- Publicity photo of Kaylin Gillis
- Location: 1263 Patterson Hill Road Hebron, New York, U.S.
- Date: April 15, 2023
- Attack type: Murder by shooting
- Victim: Kaylin Gillis
- Perpetrator: Kevin D. Monahan
- Motive: Retaliation for a car driving into his driveway that he assumed were trespassers.
- Verdict: Guilty on all counts
- Convictions: Second-degree murder; First-degree reckless endangerment; Tampering with physical evidence;
- Sentence: Life imprisonment with the possibility of parole after 26+3⁄4 years

= Murder of Kaylin Gillis =

2023 murder in Upstate New York

On April 15, 2023, 20-year-old Kaylin Gillis was murdered in Hebron, New York, after the car she was traveling in turned into the wrong driveway. The shooter, Kevin D. Monahan, was arrested after a standoff and taken into custody. In January 2024, he was convicted of second-degree murder, and on March 1, 2024, he was sentenced to 25 years to life in prison, plus a consecutive sentence of 21 months to 4 years in prison.

(Excerpts from a layout annotation set)

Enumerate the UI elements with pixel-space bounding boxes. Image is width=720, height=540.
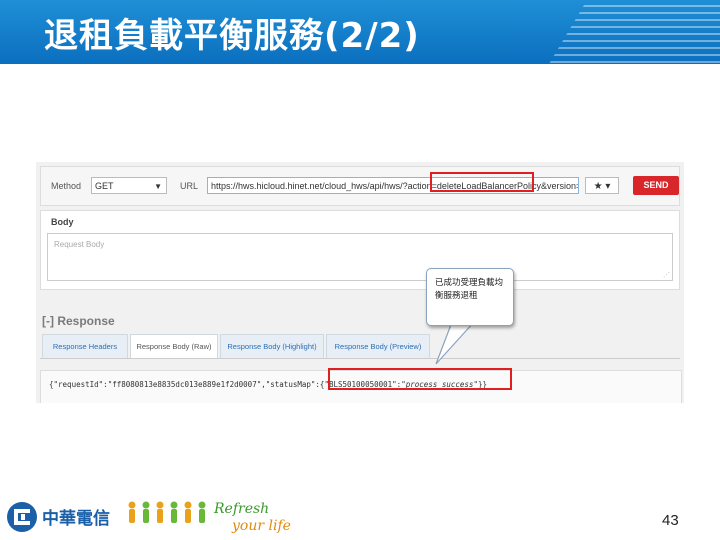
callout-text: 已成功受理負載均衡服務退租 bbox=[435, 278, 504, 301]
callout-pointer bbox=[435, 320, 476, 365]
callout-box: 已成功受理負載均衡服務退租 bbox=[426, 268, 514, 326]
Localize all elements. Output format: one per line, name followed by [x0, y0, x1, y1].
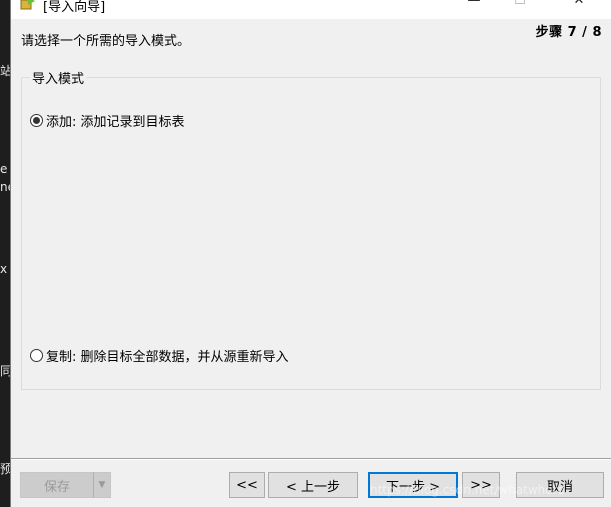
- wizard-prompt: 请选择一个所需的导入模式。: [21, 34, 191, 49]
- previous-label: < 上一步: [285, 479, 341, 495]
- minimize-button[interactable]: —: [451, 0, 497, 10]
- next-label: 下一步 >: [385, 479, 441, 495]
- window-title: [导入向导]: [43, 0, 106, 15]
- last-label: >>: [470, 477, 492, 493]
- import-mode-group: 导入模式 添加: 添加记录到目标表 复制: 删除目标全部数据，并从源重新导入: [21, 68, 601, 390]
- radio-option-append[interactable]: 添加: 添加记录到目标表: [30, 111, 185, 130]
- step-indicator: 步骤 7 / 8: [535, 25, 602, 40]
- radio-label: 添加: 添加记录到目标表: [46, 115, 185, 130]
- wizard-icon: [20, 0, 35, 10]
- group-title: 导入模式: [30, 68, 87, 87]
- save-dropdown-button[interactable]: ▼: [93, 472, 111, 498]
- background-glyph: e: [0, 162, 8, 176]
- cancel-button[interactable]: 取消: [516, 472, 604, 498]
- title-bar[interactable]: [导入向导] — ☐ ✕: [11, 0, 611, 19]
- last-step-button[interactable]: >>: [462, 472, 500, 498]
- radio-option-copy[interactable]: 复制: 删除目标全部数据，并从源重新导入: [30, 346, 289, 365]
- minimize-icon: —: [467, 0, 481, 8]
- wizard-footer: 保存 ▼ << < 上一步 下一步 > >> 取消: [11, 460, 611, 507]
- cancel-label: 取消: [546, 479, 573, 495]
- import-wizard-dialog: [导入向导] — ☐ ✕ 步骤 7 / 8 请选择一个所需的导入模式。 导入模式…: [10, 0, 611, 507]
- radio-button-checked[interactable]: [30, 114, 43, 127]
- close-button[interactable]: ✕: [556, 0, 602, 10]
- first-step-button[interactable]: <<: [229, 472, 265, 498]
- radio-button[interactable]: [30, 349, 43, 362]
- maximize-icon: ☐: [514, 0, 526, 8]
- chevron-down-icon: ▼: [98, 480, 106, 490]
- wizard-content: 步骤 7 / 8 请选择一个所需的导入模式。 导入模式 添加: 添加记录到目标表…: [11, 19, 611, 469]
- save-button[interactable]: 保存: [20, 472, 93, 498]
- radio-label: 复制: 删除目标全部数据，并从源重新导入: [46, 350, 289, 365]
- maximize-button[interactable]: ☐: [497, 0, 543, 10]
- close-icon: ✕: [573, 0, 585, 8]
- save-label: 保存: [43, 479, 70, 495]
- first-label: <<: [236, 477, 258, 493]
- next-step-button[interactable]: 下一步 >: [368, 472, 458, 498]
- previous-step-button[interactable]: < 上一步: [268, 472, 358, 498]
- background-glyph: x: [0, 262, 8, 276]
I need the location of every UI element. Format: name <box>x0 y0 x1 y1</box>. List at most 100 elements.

- Task requirements -
1. From the article on the murder of Kaylin Gillis:
(a) In which town was Gillis killed?
(b) On what date was Monahan sentenced?
(c) Which convictions does the article list besides second-degree murder?
2. What reason does the article on the murder of Kaylin Gillis give for the shooting?
Rely only on the article on the murder of Kaylin Gillis for your answers.

- Correct answers -
1.
(a) Hebron, New York.
(b) March 1, 2024.
(c) First-degree reckless endangerment and tampering with physical evidence.

2. The car Gillis was traveling in turned into the wrong driveway, which was Monahan's. He assumed the people in it were trespassers and shot in retaliation.